:: Material for this exercise ::
+===+

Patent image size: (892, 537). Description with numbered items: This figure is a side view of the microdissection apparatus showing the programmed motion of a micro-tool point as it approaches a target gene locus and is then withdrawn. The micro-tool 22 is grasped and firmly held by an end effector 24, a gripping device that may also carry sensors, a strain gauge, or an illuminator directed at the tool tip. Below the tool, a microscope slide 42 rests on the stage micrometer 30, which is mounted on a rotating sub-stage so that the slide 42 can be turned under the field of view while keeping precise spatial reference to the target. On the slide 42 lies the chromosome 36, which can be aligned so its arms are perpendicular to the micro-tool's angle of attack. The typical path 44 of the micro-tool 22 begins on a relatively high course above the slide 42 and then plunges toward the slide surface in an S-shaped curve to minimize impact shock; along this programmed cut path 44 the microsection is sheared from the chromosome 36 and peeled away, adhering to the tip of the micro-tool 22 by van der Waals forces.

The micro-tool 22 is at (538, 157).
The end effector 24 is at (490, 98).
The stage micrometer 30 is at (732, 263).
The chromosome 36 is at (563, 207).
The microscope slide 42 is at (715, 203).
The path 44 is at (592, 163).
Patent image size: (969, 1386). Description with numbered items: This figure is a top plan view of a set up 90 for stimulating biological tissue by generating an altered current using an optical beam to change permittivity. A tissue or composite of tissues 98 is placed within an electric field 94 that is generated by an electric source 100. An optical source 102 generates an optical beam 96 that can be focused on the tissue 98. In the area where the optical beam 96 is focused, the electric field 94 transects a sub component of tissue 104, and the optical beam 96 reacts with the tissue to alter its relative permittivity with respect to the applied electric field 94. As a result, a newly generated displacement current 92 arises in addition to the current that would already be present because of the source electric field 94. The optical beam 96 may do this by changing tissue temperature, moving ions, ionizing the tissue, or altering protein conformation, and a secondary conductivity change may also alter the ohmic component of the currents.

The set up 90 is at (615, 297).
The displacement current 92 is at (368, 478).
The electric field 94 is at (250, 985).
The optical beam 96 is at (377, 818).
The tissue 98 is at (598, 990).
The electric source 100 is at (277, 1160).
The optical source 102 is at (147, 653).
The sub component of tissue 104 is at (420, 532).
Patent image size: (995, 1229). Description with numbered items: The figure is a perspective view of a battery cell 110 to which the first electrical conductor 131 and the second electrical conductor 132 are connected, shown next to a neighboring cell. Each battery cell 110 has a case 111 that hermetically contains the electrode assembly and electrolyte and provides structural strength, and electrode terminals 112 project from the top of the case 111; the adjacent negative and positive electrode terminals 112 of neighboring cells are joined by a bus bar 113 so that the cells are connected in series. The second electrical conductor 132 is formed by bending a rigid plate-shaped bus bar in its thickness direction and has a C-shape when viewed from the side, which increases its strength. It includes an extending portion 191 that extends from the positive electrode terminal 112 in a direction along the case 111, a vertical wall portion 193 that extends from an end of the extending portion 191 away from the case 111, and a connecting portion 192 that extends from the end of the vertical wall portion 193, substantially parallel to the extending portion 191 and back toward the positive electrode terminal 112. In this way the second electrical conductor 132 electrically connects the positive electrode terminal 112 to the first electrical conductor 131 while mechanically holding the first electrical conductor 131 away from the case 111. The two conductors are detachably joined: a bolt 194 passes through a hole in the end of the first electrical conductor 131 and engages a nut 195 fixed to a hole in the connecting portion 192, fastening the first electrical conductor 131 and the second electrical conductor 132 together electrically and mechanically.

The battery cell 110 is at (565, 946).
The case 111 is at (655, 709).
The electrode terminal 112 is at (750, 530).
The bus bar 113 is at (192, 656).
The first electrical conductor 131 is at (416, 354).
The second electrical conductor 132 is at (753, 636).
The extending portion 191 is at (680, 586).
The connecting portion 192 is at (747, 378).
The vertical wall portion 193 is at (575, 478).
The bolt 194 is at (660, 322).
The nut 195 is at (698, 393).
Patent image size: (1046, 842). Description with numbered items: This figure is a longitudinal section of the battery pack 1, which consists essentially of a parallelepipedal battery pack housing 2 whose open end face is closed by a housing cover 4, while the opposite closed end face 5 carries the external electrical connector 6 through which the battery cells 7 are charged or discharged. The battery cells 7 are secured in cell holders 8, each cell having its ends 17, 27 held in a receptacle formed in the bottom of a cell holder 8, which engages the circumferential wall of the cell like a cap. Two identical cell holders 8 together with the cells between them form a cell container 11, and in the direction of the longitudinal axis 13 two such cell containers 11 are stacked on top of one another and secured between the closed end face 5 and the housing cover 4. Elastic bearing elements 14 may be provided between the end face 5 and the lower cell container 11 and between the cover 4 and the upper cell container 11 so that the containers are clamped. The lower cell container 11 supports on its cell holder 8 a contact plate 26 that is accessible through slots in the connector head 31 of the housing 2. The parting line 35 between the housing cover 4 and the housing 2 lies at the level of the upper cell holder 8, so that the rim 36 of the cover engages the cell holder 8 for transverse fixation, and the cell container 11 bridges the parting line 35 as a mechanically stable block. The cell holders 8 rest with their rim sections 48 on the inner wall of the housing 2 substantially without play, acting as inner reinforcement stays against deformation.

+===+

:: Task description ::
The material shown above is to be retyped in full, without alteration.

:: Your solution ::
Patent image size: (892, 537). Description with numbered items: This figure is a side view of the microdissection apparatus showing the programmed motion of a micro-tool point as it approaches a target gene locus and is then withdrawn. The micro-tool 22 is grasped and firmly held by an end effector 24, a gripping device that may also carry sensors, a strain gauge, or an illuminator directed at the tool tip. Below the tool, a microscope slide 42 rests on the stage micrometer 30, which is mounted on a rotating sub-stage so that the slide 42 can be turned under the field of view while keeping precise spatial reference to the target. On the slide 42 lies the chromosome 36, which can be aligned so its arms are perpendicular to the micro-tool's angle of attack. The typical path 44 of the micro-tool 22 begins on a relatively high course above the slide 42 and then plunges toward the slide surface in an S-shaped curve to minimize impact shock; along this programmed cut path 44 the microsection is sheared from the chromosome 36 and peeled away, adhering to the tip of the micro-tool 22 by van der Waals forces.

The micro-tool 22 is at (538, 157).
The end effector 24 is at (490, 98).
The stage micrometer 30 is at (732, 263).
The chromosome 36 is at (563, 207).
The microscope slide 42 is at (715, 203).
The path 44 is at (592, 163).
Patent image size: (969, 1386). Description with numbered items: This figure is a top plan view of a set up 90 for stimulating biological tissue by generating an altered current using an optical beam to change permittivity. A tissue or composite of tissues 98 is placed within an electric field 94 that is generated by an electric source 100. An optical source 102 generates an optical beam 96 that can be focused on the tissue 98. In the area where the optical beam 96 is focused, the electric field 94 transects a sub component of tissue 104, and the optical beam 96 reacts with the tissue to alter its relative permittivity with respect to the applied electric field 94. As a result, a newly generated displacement current 92 arises in addition to the current that would already be present because of the source electric field 94. The optical beam 96 may do this by changing tissue temperature, moving ions, ionizing the tissue, or altering protein conformation, and a secondary conductivity change may also alter the ohmic component of the currents.

The set up 90 is at (615, 297).
The displacement current 92 is at (368, 478).
The electric field 94 is at (250, 985).
The optical beam 96 is at (377, 818).
The tissue 98 is at (598, 990).
The electric source 100 is at (277, 1160).
The optical source 102 is at (147, 653).
The sub component of tissue 104 is at (420, 532).
Patent image size: (995, 1229). Description with numbered items: The figure is a perspective view of a battery cell 110 to which the first electrical conductor 131 and the second electrical conductor 132 are connected, shown next to a neighboring cell. Each battery cell 110 has a case 111 that hermetically contains the electrode assembly and electrolyte and provides structural strength, and electrode terminals 112 project from the top of the case 111; the adjacent negative and positive electrode terminals 112 of neighboring cells are joined by a bus bar 113 so that the cells are connected in series. The second electrical conductor 132 is formed by bending a rigid plate-shaped bus bar in its thickness direction and has a C-shape when viewed from the side, which increases its strength. It includes an extending portion 191 that extends from the positive electrode terminal 112 in a direction along the case 111, a vertical wall portion 193 that extends from an end of the extending portion 191 away from the case 111, and a connecting portion 192 that extends from the end of the vertical wall portion 193, substantially parallel to the extending portion 191 and back toward the positive electrode terminal 112. In this way the second electrical conductor 132 electrically connects the positive electrode terminal 112 to the first electrical conductor 131 while mechanically holding the first electrical conductor 131 away from the case 111. The two conductors are detachably joined: a bolt 194 passes through a hole in the end of the first electrical conductor 131 and engages a nut 195 fixed to a hole in the connecting portion 192, fastening the first electrical conductor 131 and the second electrical conductor 132 together electrically and mechanically.

The battery cell 110 is at (565, 946).
The case 111 is at (655, 709).
The electrode terminal 112 is at (750, 530).
The bus bar 113 is at (192, 656).
The first electrical conductor 131 is at (416, 354).
The second electrical conductor 132 is at (753, 636).
The extending portion 191 is at (680, 586).
The connecting portion 192 is at (747, 378).
The vertical wall portion 193 is at (575, 478).
The bolt 194 is at (660, 322).
The nut 195 is at (698, 393).
Patent image size: (1046, 842). Description with numbered items: This figure is a longitudinal section of the battery pack 1, which consists essentially of a parallelepipedal battery pack housing 2 whose open end face is closed by a housing cover 4, while the opposite closed end face 5 carries the external electrical connector 6 through which the battery cells 7 are charged or discharged. The battery cells 7 are secured in cell holders 8, each cell having its ends 17, 27 held in a receptacle formed in the bottom of a cell holder 8, which engages the circumferential wall of the cell like a cap. Two identical cell holders 8 together with the cells between them form a cell container 11, and in the direction of the longitudinal axis 13 two such cell containers 11 are stacked on top of one another and secured between the closed end face 5 and the housing cover 4. Elastic bearing elements 14 may be provided between the end face 5 and the lower cell container 11 and between the cover 4 and the upper cell container 11 so that the containers are clamped. The lower cell container 11 supports on its cell holder 8 a contact plate 26 that is accessible through slots in the connector head 31 of the housing 2. The parting line 35 between the housing cover 4 and the housing 2 lies at the level of the upper cell holder 8, so that the rim 36 of the cover engages the cell holder 8 for transverse fixation, and the cell container 11 bridges the parting line 35 as a mechanically stable block. The cell holders 8 rest with their rim sections 48 on the inner wall of the housing 2 substantially without play, acting as inner reinforcement stays against deformation.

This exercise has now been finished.